### Task
Word for word, restate every line of the material.

....

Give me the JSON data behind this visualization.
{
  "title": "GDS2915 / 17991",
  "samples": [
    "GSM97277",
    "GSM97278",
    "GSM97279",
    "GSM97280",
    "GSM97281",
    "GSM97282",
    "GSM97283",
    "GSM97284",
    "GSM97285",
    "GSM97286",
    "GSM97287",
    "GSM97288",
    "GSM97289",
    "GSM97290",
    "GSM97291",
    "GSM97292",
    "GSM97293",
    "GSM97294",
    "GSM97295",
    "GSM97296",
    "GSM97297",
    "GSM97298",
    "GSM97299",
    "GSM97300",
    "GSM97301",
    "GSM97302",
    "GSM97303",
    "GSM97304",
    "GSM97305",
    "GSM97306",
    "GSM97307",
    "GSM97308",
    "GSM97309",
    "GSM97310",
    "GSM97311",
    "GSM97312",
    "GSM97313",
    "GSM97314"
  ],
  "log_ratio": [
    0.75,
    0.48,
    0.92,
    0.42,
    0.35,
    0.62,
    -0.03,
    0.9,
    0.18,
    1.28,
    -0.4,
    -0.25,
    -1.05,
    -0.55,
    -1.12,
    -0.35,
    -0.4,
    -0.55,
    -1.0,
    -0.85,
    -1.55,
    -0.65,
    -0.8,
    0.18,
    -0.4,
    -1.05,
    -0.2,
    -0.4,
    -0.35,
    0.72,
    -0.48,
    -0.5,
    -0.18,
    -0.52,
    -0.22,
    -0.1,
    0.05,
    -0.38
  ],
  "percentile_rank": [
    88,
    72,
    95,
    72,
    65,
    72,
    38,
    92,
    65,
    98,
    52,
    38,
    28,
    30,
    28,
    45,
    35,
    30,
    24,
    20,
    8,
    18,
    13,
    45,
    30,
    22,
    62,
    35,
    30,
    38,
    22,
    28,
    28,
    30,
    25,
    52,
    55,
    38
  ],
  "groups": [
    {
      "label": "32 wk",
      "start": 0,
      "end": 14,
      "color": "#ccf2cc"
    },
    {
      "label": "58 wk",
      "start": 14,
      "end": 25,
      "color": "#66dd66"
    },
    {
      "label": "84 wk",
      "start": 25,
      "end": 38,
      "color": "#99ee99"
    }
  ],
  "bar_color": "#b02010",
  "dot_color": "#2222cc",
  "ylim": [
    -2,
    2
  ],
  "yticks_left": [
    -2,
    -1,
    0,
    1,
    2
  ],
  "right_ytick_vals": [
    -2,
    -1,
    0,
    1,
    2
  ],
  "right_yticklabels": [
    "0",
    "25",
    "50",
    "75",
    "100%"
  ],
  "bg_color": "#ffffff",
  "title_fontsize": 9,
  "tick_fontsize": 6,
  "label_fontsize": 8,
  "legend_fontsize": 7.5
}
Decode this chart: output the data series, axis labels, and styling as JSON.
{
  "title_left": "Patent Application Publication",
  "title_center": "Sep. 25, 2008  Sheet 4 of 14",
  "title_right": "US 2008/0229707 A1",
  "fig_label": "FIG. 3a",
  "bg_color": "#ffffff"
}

....

### Solution to this task
Give me the JSON data behind this visualization.
{
  "title": "GDS2915 / 17991",
  "samples": [
    "GSM97277",
    "GSM97278",
    "GSM97279",
    "GSM97280",
    "GSM97281",
    "GSM97282",
    "GSM97283",
    "GSM97284",
    "GSM97285",
    "GSM97286",
    "GSM97287",
    "GSM97288",
    "GSM97289",
    "GSM97290",
    "GSM97291",
    "GSM97292",
    "GSM97293",
    "GSM97294",
    "GSM97295",
    "GSM97296",
    "GSM97297",
    "GSM97298",
    "GSM97299",
    "GSM97300",
    "GSM97301",
    "GSM97302",
    "GSM97303",
    "GSM97304",
    "GSM97305",
    "GSM97306",
    "GSM97307",
    "GSM97308",
    "GSM97309",
    "GSM97310",
    "GSM97311",
    "GSM97312",
    "GSM97313",
    "GSM97314"
  ],
  "log_ratio": [
    0.75,
    0.48,
    0.92,
    0.42,
    0.35,
    0.62,
    -0.03,
    0.9,
    0.18,
    1.28,
    -0.4,
    -0.25,
    -1.05,
    -0.55,
    -1.12,
    -0.35,
    -0.4,
    -0.55,
    -1.0,
    -0.85,
    -1.55,
    -0.65,
    -0.8,
    0.18,
    -0.4,
    -1.05,
    -0.2,
    -0.4,
    -0.35,
    0.72,
    -0.48,
    -0.5,
    -0.18,
    -0.52,
    -0.22,
    -0.1,
    0.05,
    -0.38
  ],
  "percentile_rank": [
    88,
    72,
    95,
    72,
    65,
    72,
    38,
    92,
    65,
    98,
    52,
    38,
    28,
    30,
    28,
    45,
    35,
    30,
    24,
    20,
    8,
    18,
    13,
    45,
    30,
    22,
    62,
    35,
    30,
    38,
    22,
    28,
    28,
    30,
    25,
    52,
    55,
    38
  ],
  "groups": [
    {
      "label": "32 wk",
      "start": 0,
      "end": 14,
      "color": "#ccf2cc"
    },
    {
      "label": "58 wk",
      "start": 14,
      "end": 25,
      "color": "#66dd66"
    },
    {
      "label": "84 wk",
      "start": 25,
      "end": 38,
      "color": "#99ee99"
    }
  ],
  "bar_color": "#b02010",
  "dot_color": "#2222cc",
  "ylim": [
    -2,
    2
  ],
  "yticks_left": [
    -2,
    -1,
    0,
    1,
    2
  ],
  "right_ytick_vals": [
    -2,
    -1,
    0,
    1,
    2
  ],
  "right_yticklabels": [
    "0",
    "25",
    "50",
    "75",
    "100%"
  ],
  "bg_color": "#ffffff",
  "title_fontsize": 9,
  "tick_fontsize": 6,
  "label_fontsize": 8,
  "legend_fontsize": 7.5
}
Decode this chart: output the data series, axis labels, and styling as JSON.
{
  "title_left": "Patent Application Publication",
  "title_center": "Sep. 25, 2008  Sheet 4 of 14",
  "title_right": "US 2008/0229707 A1",
  "fig_label": "FIG. 3a",
  "bg_color": "#ffffff"
}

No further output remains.